• LISTE DES TÂCHES:
A: Modifiez l'article sur Tidiane Thiam : recopiez tout le passage depuis «Pourtant, lorsqu’il débutait» jusqu'à «aux arts plastiques.», en remplaçant «radio» par «télévision».
B: Répondez aux questions suivantes à partir de l'article sur Tidiane Thiam.
(i) Sur quel label sort l'album Siftorde ?
(ii) Dans quel groupe Tidiane Thiam jouait-il de la guitare avant cet album ?
(iii) En quelle année est sortie la compilation qui lui a permis de commencer à vivre de la musique ?
C: Rédigez la suite de l'article sur Tidiane Thiam à partir de sa dernière phrase.

• PASSAGE FOURNI:
────────────────────────────────────────

MUSIQUE – Unique sans aucun artifice dans Siftorde : La douce guitare de Tidiane Thiam

Tidiane Thiam sort Siftorde, son premier album solo sur le label américain Sahel Sounds. Le Sénégalais y dévoile un style à la guitare unique sans aucun artifice dans un enregistrement d’une grande simplicité.
Son jeu à la guitare est virevoltant. Tidiane Thiam joue vite et arrive à créer une atmosphère à lui seul. Sa technique est particulière : il utilise le fingerpicking, très répandu dans le blues et la country et qui complexifie les mélodies. «Parfois les gens me demandent s’il y a plusieurs guitares qui jouent, raconte-t-il. Alors que non, c’est juste une petite guitare acoustique.»
Pourtant, lorsqu’il débutait à la guitare, on lui disait souvent qu’il n’y arriverait pas parce qu’il n’était pas assez patient : «J’étais trop pressé et donc on ne voulait pas m’apprendre. J’ai fini par apprendre tout seul en écoutant la radio. J’essayais d’imiter ce que jouaient de grands musiciens comme Baaba Maal notamment.» Quelques albums plus tard, le natif de Podor s’est joué des Cassandre et entame à présent sa carrière de musicien en solo, après avoir aussi fait de la photo et avoir touché aux arts plastiques.
Signé sur Sahel Sounds, il sort son premier album après avoir été à la guitare dans le groupe Lewlewal de Podor. Le trio figurait d’ailleurs dans la compilation fondatrice du label américain. Et c’est grâce à cette sortie en 2010 et le travail de Christopher Kirkley, aux manettes de la petite maison de disque, qu’il a pu commencer à vivre de la musique. «J’ai beaucoup d’estime envers Christopher parce que tout ça, c’est grâce à lui. C’est lui qui m’a produit !», s’exclame le guitariste.
En plus de l’avoir propulsé, Christopher Kirkley va enregistrer lui-même l’artiste sénégalais. Toujours recueillies de manière simple, les captations se passent en dehors des studios lorsque la musique se fait de façon sincère. Cela laisse de la place pour l’ambiance sonore comme sur Siftorde où l’on entend les éléments de la nature environnante. Une chose à laquelle est attaché Tidiane Thiam : «Quand on écoute les morceaux, cela permet à une personne qui n’a jamais été en Afrique de pouvoir être à notre place.»

────────────────────────────────────────

• LISTING FOURNI:

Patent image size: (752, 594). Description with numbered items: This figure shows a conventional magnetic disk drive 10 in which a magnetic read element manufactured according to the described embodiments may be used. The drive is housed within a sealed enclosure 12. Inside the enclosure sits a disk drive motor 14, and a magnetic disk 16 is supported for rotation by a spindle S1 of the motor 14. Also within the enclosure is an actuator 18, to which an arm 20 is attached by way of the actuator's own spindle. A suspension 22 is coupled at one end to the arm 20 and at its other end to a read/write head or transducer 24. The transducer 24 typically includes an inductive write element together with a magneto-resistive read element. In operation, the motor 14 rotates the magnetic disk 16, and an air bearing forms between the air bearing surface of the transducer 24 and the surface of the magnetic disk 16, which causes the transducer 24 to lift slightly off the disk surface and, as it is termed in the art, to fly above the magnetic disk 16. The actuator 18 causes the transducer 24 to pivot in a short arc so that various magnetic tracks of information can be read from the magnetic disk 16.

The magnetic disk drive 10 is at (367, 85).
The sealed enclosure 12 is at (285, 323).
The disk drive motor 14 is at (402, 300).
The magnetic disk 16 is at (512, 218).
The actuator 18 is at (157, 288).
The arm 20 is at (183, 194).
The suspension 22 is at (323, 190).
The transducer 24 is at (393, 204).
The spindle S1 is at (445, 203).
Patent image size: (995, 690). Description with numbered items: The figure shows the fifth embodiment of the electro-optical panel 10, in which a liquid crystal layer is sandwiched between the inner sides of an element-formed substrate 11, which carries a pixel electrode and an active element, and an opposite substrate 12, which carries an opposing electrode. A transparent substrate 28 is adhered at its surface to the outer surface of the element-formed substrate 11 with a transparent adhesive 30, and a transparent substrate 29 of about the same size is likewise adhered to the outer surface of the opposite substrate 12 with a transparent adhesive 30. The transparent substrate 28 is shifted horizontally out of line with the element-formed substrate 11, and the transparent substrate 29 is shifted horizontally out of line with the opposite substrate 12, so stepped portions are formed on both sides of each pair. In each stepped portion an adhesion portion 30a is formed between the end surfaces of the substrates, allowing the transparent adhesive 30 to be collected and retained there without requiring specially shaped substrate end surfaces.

────────────────────────────────────────

• RÉSULTATS ATTENDUS:
A:
Pourtant, lorsqu’il débutait à la guitare, on lui disait souvent qu’il n’y arriverait pas parce qu’il n’était pas assez patient : «J’étais trop pressé et donc on ne voulait pas m’apprendre. J’ai fini par apprendre tout seul en écoutant la télévision. J’essayais d’imiter ce que jouaient de grands musiciens comme Baaba Maal notamment.» Quelques albums plus tard, le natif de Podor s’est joué des Cassandre et entame à présent sa carrière de musicien en solo, après avoir aussi fait de la photo et avoir touché aux arts plastiques.

B:
(i) Sahel Sounds
(ii) Lewlewal de Podor
(iii) 2010

C:
Après la compilation, le producteur américain captera des jams du groupe qui sortiront sur Sahel Sounds en 2011. Puis, Tidiane Thiam enregistrera deux sessions avec Christopher lors d’un voyage au Sénégal de ce dernier en novembre 2014. Un premier disque, Waande Kadde, enregistré avec Amadou Binta Konté, pêcheur et aussi guitariste, sortira en 2017. La deuxième captation que rapporte Christopher Kirkley dans ses valises va mettre plus de cinq ans et demi avant d’être publié, c’est Siftorde.
Un disque comme un instant de vie
Après tout ce temps, le musicien éprouve de la nostalgie par rapport à ce moment resté gravé dans sa mémoire. C’est ce qu’il a souhaité évoquer avec le titre de l’album Siftorde traduit en trois langues sur la pochette : le souvenir. «Je me souviens d’une superbe journée passée avec Christopher. Je venais de faire baptiser mon premier fils ce jour-là. On est allé se balader. Et l’on s’était ensuite posé entre amis pour la soirée, raconte le musicien. J’ai commencé à jouer et Christopher a sorti son enregistreur. Ça s’est fait de manière spontanée comme ça ! On entend même les voitures et les grillons autour.»
Ce disque reflète finalement la personnalité de Tidiane Thiam, une personne humble et sincère qui n’a pas besoin d’artifice ou même d’une énorme production pour sonner juste et reprendre à sa façon très personnelle des thèmes traditionnels de la musique sénégalaise.